>>>>>

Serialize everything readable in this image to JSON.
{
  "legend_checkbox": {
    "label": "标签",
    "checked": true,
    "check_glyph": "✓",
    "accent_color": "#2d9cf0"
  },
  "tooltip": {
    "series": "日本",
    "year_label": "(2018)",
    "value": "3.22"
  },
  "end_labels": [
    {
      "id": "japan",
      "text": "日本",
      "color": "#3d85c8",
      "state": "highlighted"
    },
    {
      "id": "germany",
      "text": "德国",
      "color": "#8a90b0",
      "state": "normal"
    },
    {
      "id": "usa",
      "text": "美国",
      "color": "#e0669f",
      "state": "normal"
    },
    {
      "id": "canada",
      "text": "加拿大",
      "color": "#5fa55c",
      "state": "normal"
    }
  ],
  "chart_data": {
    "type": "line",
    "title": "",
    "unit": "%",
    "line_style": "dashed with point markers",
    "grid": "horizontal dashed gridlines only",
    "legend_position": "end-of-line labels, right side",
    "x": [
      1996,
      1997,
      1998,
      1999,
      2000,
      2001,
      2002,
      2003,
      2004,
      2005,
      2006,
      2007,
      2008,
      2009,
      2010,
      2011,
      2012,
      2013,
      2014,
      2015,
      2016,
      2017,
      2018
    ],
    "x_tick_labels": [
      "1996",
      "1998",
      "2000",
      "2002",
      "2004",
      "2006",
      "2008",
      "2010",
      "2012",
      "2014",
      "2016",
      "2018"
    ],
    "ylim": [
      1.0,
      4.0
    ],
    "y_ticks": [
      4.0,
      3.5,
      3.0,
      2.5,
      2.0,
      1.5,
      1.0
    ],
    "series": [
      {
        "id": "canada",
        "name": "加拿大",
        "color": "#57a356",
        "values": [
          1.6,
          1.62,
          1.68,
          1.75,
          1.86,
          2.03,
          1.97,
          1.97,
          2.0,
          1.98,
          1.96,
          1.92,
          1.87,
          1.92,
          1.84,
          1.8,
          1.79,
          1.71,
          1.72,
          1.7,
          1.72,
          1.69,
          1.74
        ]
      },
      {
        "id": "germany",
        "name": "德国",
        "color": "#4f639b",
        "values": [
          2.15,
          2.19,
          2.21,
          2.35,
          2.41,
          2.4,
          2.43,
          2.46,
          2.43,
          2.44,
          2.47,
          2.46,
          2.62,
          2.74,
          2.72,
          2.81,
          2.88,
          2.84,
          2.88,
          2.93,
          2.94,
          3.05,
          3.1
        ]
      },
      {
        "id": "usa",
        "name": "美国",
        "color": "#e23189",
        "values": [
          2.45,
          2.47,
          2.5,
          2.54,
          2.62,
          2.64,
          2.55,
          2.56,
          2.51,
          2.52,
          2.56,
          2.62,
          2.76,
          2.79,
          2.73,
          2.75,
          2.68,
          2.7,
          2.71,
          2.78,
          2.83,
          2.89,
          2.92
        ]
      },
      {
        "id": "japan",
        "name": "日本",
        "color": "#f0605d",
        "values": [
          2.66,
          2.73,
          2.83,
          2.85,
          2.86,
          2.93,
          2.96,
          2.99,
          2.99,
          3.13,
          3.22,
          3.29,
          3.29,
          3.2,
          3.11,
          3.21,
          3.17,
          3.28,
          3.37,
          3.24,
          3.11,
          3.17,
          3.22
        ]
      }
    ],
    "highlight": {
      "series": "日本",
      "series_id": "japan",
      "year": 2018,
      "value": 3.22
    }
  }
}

<<<<<

### [Exercise instructions]
Word for word, restate all of the data shown above.

### [Written solution]
Serialize everything readable in this image to JSON.
{
  "legend_checkbox": {
    "label": "标签",
    "checked": true,
    "check_glyph": "✓",
    "accent_color": "#2d9cf0"
  },
  "tooltip": {
    "series": "日本",
    "year_label": "(2018)",
    "value": "3.22"
  },
  "end_labels": [
    {
      "id": "japan",
      "text": "日本",
      "color": "#3d85c8",
      "state": "highlighted"
    },
    {
      "id": "germany",
      "text": "德国",
      "color": "#8a90b0",
      "state": "normal"
    },
    {
      "id": "usa",
      "text": "美国",
      "color": "#e0669f",
      "state": "normal"
    },
    {
      "id": "canada",
      "text": "加拿大",
      "color": "#5fa55c",
      "state": "normal"
    }
  ],
  "chart_data": {
    "type": "line",
    "title": "",
    "unit": "%",
    "line_style": "dashed with point markers",
    "grid": "horizontal dashed gridlines only",
    "legend_position": "end-of-line labels, right side",
    "x": [
      1996,
      1997,
      1998,
      1999,
      2000,
      2001,
      2002,
      2003,
      2004,
      2005,
      2006,
      2007,
      2008,
      2009,
      2010,
      2011,
      2012,
      2013,
      2014,
      2015,
      2016,
      2017,
      2018
    ],
    "x_tick_labels": [
      "1996",
      "1998",
      "2000",
      "2002",
      "2004",
      "2006",
      "2008",
      "2010",
      "2012",
      "2014",
      "2016",
      "2018"
    ],
    "ylim": [
      1.0,
      4.0
    ],
    "y_ticks": [
      4.0,
      3.5,
      3.0,
      2.5,
      2.0,
      1.5,
      1.0
    ],
    "series": [
      {
        "id": "canada",
        "name": "加拿大",
        "color": "#57a356",
        "values": [
          1.6,
          1.62,
          1.68,
          1.75,
          1.86,
          2.03,
          1.97,
          1.97,
          2.0,
          1.98,
          1.96,
          1.92,
          1.87,
          1.92,
          1.84,
          1.8,
          1.79,
          1.71,
          1.72,
          1.7,
          1.72,
          1.69,
          1.74
        ]
      },
      {
        "id": "germany",
        "name": "德国",
        "color": "#4f639b",
        "values": [
          2.15,
          2.19,
          2.21,
          2.35,
          2.41,
          2.4,
          2.43,
          2.46,
          2.43,
          2.44,
          2.47,
          2.46,
          2.62,
          2.74,
          2.72,
          2.81,
          2.88,
          2.84,
          2.88,
          2.93,
          2.94,
          3.05,
          3.1
        ]
      },
      {
        "id": "usa",
        "name": "美国",
        "color": "#e23189",
        "values": [
          2.45,
          2.47,
          2.5,
          2.54,
          2.62,
          2.64,
          2.55,
          2.56,
          2.51,
          2.52,
          2.56,
          2.62,
          2.76,
          2.79,
          2.73,
          2.75,
          2.68,
          2.7,
          2.71,
          2.78,
          2.83,
          2.89,
          2.92
        ]
      },
      {
        "id": "japan",
        "name": "日本",
        "color": "#f0605d",
        "values": [
          2.66,
          2.73,
          2.83,
          2.85,
          2.86,
          2.93,
          2.96,
          2.99,
          2.99,
          3.13,
          3.22,
          3.29,
          3.29,
          3.2,
          3.11,
          3.21,
          3.17,
          3.28,
          3.37,
          3.24,
          3.11,
          3.17,
          3.22
        ]
      }
    ],
    "highlight": {
      "series": "日本",
      "series_id": "japan",
      "year": 2018,
      "value": 3.22
    }
  }
}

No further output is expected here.